* _Task prompt_
Reproduce the following entries verbatim, keeping every line in its original order.

Rows from a layout dataset
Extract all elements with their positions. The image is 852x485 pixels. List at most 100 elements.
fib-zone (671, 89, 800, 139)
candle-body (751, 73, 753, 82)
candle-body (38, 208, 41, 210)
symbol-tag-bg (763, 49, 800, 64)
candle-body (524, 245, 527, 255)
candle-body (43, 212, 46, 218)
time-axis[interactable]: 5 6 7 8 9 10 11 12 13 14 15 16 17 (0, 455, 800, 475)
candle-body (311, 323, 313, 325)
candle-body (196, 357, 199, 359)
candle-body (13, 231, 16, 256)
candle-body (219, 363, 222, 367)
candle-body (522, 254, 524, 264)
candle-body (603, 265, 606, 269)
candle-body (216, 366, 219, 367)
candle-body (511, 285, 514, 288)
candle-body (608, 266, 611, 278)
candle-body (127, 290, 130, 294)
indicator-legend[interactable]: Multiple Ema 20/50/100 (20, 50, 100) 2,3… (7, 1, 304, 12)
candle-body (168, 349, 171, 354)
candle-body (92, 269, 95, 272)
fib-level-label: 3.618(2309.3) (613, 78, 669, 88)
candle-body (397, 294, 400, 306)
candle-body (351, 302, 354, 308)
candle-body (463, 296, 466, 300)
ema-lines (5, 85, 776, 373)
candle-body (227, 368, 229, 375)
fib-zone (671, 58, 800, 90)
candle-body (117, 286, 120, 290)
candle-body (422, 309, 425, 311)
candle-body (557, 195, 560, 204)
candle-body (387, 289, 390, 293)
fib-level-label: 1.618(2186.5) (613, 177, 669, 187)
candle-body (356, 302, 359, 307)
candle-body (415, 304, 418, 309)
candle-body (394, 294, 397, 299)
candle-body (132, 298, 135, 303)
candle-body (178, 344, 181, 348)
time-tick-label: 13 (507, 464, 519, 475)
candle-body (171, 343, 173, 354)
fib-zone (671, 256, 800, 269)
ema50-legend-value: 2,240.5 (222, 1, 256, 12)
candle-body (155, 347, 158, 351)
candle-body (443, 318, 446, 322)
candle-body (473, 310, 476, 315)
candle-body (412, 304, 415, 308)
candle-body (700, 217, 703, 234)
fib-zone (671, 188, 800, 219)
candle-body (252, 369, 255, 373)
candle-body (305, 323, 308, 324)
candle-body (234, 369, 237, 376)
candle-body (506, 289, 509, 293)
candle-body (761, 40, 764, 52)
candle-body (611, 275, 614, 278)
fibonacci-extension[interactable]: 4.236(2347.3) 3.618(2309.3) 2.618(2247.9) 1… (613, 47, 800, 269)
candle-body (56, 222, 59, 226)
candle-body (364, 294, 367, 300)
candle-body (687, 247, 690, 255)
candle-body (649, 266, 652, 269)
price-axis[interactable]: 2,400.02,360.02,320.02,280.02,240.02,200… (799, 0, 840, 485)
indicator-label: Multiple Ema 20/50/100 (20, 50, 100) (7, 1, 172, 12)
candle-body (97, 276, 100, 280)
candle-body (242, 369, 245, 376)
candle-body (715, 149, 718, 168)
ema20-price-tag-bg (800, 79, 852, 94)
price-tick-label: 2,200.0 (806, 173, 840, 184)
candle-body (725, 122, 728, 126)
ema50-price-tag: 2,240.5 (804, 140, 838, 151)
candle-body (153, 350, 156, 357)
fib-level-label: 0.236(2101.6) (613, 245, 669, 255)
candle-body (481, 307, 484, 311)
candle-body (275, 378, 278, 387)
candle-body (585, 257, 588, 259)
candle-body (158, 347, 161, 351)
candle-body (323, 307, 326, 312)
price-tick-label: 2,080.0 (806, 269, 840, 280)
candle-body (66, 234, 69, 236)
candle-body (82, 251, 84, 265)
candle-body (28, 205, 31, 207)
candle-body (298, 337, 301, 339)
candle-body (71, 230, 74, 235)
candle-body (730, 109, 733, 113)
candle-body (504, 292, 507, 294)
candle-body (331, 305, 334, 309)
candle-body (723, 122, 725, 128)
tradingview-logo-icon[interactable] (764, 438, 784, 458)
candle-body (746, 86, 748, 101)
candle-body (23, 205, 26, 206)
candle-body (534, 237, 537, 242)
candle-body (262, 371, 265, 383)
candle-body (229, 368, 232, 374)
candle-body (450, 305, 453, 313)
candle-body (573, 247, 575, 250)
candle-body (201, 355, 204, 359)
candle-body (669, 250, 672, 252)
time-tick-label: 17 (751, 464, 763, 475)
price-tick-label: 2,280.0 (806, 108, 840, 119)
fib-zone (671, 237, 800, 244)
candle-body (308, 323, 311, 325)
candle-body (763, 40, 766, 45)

* _Complete answer_
Extract all elements with their positions. The image is 852x485 pixels. List at most 100 elements.
fib-zone (671, 89, 800, 139)
candle-body (751, 73, 753, 82)
candle-body (38, 208, 41, 210)
symbol-tag-bg (763, 49, 800, 64)
candle-body (524, 245, 527, 255)
candle-body (43, 212, 46, 218)
time-axis[interactable]: 5 6 7 8 9 10 11 12 13 14 15 16 17 (0, 455, 800, 475)
candle-body (311, 323, 313, 325)
candle-body (196, 357, 199, 359)
candle-body (13, 231, 16, 256)
candle-body (219, 363, 222, 367)
candle-body (522, 254, 524, 264)
candle-body (603, 265, 606, 269)
candle-body (216, 366, 219, 367)
candle-body (511, 285, 514, 288)
candle-body (608, 266, 611, 278)
candle-body (127, 290, 130, 294)
indicator-legend[interactable]: Multiple Ema 20/50/100 (20, 50, 100) 2,3… (7, 1, 304, 12)
candle-body (168, 349, 171, 354)
candle-body (92, 269, 95, 272)
fib-level-label: 3.618(2309.3) (613, 78, 669, 88)
candle-body (397, 294, 400, 306)
candle-body (351, 302, 354, 308)
candle-body (463, 296, 466, 300)
ema-lines (5, 85, 776, 373)
candle-body (227, 368, 229, 375)
fib-zone (671, 58, 800, 90)
candle-body (117, 286, 120, 290)
candle-body (422, 309, 425, 311)
candle-body (557, 195, 560, 204)
candle-body (387, 289, 390, 293)
fib-level-label: 1.618(2186.5) (613, 177, 669, 187)
candle-body (356, 302, 359, 307)
candle-body (415, 304, 418, 309)
candle-body (394, 294, 397, 299)
candle-body (132, 298, 135, 303)
candle-body (178, 344, 181, 348)
time-tick-label: 13 (507, 464, 519, 475)
candle-body (171, 343, 173, 354)
fib-zone (671, 256, 800, 269)
ema50-legend-value: 2,240.5 (222, 1, 256, 12)
candle-body (155, 347, 158, 351)
candle-body (443, 318, 446, 322)
candle-body (473, 310, 476, 315)
candle-body (412, 304, 415, 308)
candle-body (700, 217, 703, 234)
fib-zone (671, 188, 800, 219)
candle-body (252, 369, 255, 373)
candle-body (305, 323, 308, 324)
candle-body (234, 369, 237, 376)
candle-body (506, 289, 509, 293)
candle-body (761, 40, 764, 52)
candle-body (611, 275, 614, 278)
fibonacci-extension[interactable]: 4.236(2347.3) 3.618(2309.3) 2.618(2247.9) 1… (613, 47, 800, 269)
candle-body (56, 222, 59, 226)
candle-body (364, 294, 367, 300)
candle-body (687, 247, 690, 255)
candle-body (649, 266, 652, 269)
price-axis[interactable]: 2,400.02,360.02,320.02,280.02,240.02,200… (799, 0, 840, 485)
indicator-label: Multiple Ema 20/50/100 (20, 50, 100) (7, 1, 172, 12)
candle-body (97, 276, 100, 280)
candle-body (242, 369, 245, 376)
candle-body (715, 149, 718, 168)
ema20-price-tag-bg (800, 79, 852, 94)
price-tick-label: 2,200.0 (806, 173, 840, 184)
candle-body (725, 122, 728, 126)
ema50-price-tag: 2,240.5 (804, 140, 838, 151)
candle-body (153, 350, 156, 357)
fib-level-label: 0.236(2101.6) (613, 245, 669, 255)
candle-body (481, 307, 484, 311)
candle-body (275, 378, 278, 387)
candle-body (585, 257, 588, 259)
candle-body (158, 347, 161, 351)
candle-body (323, 307, 326, 312)
price-tick-label: 2,080.0 (806, 269, 840, 280)
candle-body (66, 234, 69, 236)
candle-body (82, 251, 84, 265)
candle-body (28, 205, 31, 207)
candle-body (298, 337, 301, 339)
candle-body (71, 230, 74, 235)
candle-body (730, 109, 733, 113)
candle-body (504, 292, 507, 294)
candle-body (331, 305, 334, 309)
candle-body (723, 122, 725, 128)
tradingview-logo-icon[interactable] (764, 438, 784, 458)
candle-body (746, 86, 748, 101)
candle-body (23, 205, 26, 206)
candle-body (534, 237, 537, 242)
candle-body (262, 371, 265, 383)
candle-body (229, 368, 232, 374)
candle-body (450, 305, 453, 313)
candle-body (573, 247, 575, 250)
candle-body (201, 355, 204, 359)
candle-body (669, 250, 672, 252)
time-tick-label: 17 (751, 464, 763, 475)
price-tick-label: 2,280.0 (806, 108, 840, 119)
fib-zone (671, 237, 800, 244)
candle-body (308, 323, 311, 325)
candle-body (763, 40, 766, 45)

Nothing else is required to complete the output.